## PASSAGE
+--
Minggu, 21 April 2019

Teaching media visual principles

CHAPTER 5

VISUAL PRINCIPLES

Ø  The roles of visuals in instruction
Visuals definitely play is to provide a concrete referent or ideas. Words don’t look or sound (usually) like the thing they stand for, but visuals are iconic –that is, they have some reseblance to the thing they represent. Iconic i.e more easily to be remembered as compared to words. Visuals can also motivate learners by attracting their attention, holding their attention, and generating emotional responses.
Visuals can simplify information that is difficult to understand. Diagram can make it easy to store and retrieve such information. Finally, visuals provide a redundant channel; that is, when accompanying spoken or written verbal information they present that information in a different modality, giving some learners a chance to comprehend visually what they might miss verbally.

Ø  Visual literacy
The term literacy once was used only to refer to reading and writing of verbal information, the term of visual literacy to refer to the learned ability to interprer visual messages accurately and to create such messages.
Visual literacy can be developed through two major approaches:
      Input strategies: Helping learners to decode, or “read” visuals proficiently by practicing visual analysis skills.
+--
## DATA SUPPLIED
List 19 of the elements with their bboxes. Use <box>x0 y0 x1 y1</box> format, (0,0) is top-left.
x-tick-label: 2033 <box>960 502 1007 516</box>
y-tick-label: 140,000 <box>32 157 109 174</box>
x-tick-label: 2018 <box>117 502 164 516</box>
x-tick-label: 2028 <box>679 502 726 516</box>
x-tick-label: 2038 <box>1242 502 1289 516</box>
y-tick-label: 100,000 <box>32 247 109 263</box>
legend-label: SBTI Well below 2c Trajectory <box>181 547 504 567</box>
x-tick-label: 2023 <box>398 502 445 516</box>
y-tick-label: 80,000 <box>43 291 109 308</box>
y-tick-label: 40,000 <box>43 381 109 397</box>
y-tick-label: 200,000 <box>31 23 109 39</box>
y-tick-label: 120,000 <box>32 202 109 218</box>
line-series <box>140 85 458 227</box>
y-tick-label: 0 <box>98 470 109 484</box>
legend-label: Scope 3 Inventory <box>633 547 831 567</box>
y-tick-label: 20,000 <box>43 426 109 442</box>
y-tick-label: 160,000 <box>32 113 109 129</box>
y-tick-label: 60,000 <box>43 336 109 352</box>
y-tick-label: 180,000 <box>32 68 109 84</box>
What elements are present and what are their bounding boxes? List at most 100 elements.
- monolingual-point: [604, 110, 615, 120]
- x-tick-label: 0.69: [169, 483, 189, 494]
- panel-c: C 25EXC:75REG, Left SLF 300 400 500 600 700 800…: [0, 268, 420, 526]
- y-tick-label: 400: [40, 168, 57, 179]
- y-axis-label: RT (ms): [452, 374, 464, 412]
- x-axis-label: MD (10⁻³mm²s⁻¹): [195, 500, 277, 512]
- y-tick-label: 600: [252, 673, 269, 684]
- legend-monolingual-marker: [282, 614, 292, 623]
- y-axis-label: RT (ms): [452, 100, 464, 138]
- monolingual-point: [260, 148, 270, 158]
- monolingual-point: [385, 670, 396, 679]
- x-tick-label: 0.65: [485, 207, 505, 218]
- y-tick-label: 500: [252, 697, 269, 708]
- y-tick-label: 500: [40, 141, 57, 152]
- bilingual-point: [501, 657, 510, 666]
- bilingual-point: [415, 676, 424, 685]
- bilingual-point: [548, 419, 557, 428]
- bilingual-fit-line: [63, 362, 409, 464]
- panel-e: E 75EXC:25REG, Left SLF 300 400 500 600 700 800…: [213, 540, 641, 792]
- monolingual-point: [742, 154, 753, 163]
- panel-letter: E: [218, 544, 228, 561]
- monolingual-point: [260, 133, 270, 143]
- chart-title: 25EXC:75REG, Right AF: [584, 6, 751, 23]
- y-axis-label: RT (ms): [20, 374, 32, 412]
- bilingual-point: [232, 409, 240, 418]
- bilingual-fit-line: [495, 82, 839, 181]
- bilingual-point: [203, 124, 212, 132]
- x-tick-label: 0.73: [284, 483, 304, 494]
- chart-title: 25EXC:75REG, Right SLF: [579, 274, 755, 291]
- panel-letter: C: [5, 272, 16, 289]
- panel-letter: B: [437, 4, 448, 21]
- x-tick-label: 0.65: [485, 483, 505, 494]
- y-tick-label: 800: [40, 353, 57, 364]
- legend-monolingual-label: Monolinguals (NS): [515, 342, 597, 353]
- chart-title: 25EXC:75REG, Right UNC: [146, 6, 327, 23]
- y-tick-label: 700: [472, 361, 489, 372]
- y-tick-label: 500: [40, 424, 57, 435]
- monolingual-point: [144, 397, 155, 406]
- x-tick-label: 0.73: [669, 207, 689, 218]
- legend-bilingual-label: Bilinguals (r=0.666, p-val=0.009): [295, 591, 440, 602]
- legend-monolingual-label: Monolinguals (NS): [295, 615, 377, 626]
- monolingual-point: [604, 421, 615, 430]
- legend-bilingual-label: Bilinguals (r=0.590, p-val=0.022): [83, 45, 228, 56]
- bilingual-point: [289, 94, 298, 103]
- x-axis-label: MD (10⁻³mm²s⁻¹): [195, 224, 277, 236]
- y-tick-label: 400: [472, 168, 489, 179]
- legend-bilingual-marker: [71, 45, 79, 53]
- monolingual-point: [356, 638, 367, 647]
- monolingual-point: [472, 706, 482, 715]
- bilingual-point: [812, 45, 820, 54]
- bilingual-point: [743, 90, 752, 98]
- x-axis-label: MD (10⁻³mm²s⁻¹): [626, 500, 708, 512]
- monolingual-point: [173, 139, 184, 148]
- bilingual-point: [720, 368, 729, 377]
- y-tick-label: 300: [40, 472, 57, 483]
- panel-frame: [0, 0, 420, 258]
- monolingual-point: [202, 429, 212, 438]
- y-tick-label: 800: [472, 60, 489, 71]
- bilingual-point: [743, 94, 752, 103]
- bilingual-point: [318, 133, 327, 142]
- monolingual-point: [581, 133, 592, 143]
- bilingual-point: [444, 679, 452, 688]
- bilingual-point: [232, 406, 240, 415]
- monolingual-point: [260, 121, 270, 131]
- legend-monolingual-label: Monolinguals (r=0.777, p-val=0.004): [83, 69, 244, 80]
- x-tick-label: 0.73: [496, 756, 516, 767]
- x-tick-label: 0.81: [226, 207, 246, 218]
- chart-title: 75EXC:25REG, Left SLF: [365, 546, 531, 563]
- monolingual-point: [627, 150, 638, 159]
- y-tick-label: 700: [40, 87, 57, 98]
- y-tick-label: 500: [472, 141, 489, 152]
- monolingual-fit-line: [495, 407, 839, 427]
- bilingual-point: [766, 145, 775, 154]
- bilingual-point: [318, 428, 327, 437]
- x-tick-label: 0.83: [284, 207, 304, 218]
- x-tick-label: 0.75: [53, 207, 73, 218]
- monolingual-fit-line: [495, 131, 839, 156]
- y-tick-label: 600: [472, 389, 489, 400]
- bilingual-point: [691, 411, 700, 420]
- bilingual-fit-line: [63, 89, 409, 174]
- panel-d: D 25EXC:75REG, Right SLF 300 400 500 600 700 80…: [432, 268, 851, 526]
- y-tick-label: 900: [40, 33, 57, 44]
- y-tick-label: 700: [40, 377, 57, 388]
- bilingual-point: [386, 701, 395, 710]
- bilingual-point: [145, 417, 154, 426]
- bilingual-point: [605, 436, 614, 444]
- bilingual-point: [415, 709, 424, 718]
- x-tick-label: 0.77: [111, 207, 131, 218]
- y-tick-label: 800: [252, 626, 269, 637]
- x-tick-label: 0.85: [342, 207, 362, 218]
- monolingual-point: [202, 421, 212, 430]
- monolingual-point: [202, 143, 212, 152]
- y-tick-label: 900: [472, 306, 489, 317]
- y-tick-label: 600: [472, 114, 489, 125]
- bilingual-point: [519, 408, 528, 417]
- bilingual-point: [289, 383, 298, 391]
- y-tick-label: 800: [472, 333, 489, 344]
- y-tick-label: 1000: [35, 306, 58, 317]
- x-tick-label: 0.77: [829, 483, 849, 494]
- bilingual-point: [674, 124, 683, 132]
+--
## TASK REQUIREMENTS
**1)** Write out the part of the visual principles passage that opens with the words containing "Visuals can simplify" and closes with "might miss verbally.".
**2)** Answer these questions using the visual principles passage:
(a) By doing what three things can visuals motivate learners?
(b) What does the passage say a diagram can make easy?
(c) What term was once used only to refer to reading and writing of verbal information?
**3)** Give the next part of the visual principles passage, continuing from its last sentence.
The records play no part in what is asked here.

## ANSWERS GIVEN
**1)**
Visuals can simplify information that is difficult to understand. Diagram can make it easy to store and retrieve such information. Finally, visuals provide a redundant channel; that is, when accompanying spoken or written verbal information they present that information in a different modality, giving some learners a chance to comprehend visually what they might miss verbally.

**2)**
(a) Attracting their attention, holding their attention, and generating emotional responses.
(b) Storing and retrieving information that is difficult to understand.
(c) Literacy.

**3)**
      Output strategies: Helping learners to encode, or “write” visuals –to express themselves and communicate with others.
·         Decoding: Interpreting Visuals
Seeing a visual does not automatically ensure that one will learn from it. Learners must be guided toward correct decoding of visuals. One aspect of visual literacy, then, is the skill of lnterpreting and creating meaning from surrounding stimuli.
      Developmental Effects
Many variables effect how a learner decodes a visual. Prior to the age of 12, children tend to interpret visuals section by section rather as a whole. In reporting what they see in a picture, they are likely to single out specific elements within the scene. Students who are older, however, tend to summarize the whole scene and report a conclusion about the meaning of the picture.
      Cultural Effects
In teaching, we must keep in mind that the act of decoding visuals may be affected by the viewer’s cultural background. Different cultural groups may perceive visual materials in different ways.
      Visual Preferences
In selecting visuals, teachers have to make appropriate choices between the sorts of visuals that are preferred and those that are most effective. People do not necessarily learn best from the kinds of pictures they prefer to look at. For instance, research on picture preferences indicates that children in upper elementary grades tend to prefer color to black and white and to choose photograps over drawings; younger children tend to prefer simple illustrations, whereas older children tend to prefer moderately complex illustration.
·         Encoding: Creating Visuals
Another route to visual literacy is through student creation of visual presentation. Just as writing can spur reading, producing media can be a highly effective way of understanding media.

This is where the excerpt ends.